-- Data excerpts --
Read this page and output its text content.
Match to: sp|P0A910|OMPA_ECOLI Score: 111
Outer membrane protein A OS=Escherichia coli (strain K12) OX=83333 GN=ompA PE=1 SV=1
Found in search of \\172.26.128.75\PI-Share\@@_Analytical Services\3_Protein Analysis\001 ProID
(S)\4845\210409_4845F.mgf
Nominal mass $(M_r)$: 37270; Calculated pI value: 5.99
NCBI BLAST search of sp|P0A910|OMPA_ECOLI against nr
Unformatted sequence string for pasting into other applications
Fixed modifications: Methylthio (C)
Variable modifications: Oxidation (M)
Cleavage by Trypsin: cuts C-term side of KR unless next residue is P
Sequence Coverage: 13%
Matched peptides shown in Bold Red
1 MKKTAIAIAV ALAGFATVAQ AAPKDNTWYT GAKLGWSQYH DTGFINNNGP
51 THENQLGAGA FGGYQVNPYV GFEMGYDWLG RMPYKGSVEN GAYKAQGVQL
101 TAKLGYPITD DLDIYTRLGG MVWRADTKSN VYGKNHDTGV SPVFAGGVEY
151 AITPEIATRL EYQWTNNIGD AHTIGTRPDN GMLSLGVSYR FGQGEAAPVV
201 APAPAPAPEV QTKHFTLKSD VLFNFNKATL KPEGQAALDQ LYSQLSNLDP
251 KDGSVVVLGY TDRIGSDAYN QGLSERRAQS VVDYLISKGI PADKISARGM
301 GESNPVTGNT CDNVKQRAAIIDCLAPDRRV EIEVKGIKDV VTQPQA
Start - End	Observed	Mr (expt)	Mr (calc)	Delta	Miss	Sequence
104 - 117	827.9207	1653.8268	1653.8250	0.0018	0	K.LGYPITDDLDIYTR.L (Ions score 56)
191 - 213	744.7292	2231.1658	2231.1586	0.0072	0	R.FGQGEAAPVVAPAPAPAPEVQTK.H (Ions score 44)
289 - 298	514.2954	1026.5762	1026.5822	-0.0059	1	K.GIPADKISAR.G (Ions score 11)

* * *

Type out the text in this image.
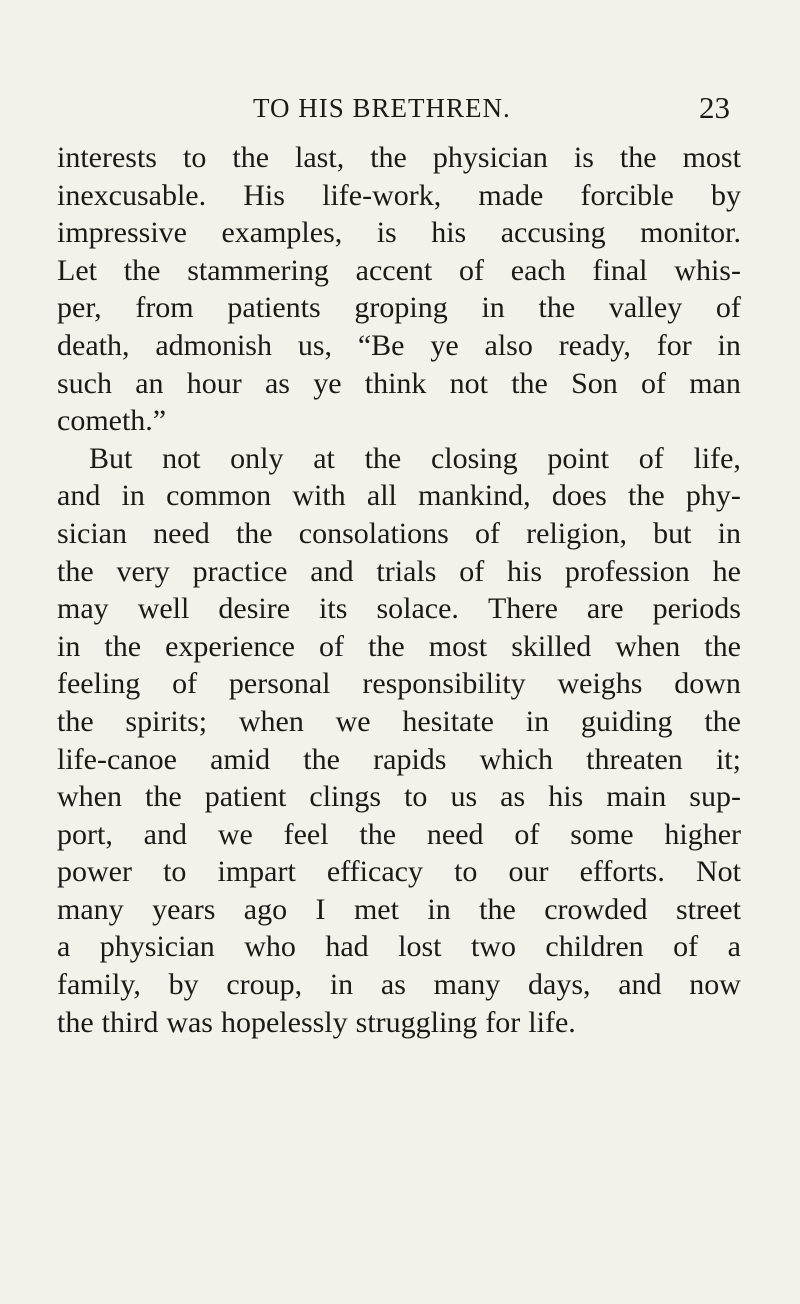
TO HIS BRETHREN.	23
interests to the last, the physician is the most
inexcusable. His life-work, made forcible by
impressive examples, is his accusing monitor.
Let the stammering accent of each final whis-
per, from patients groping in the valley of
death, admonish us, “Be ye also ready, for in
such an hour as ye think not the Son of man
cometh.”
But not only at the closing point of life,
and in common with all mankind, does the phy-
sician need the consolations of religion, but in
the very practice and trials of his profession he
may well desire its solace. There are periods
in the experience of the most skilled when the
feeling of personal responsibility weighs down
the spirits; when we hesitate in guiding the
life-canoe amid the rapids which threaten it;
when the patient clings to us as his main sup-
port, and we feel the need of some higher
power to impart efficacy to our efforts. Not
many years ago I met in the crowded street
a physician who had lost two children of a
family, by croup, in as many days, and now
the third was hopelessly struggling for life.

-- PROBLEM TO SOLVE --
Would you copy all lines in the records where the string "text" appears?

-- EXERCISE SOLUTION --
Read this page and output its text content.
Type out the text in this image.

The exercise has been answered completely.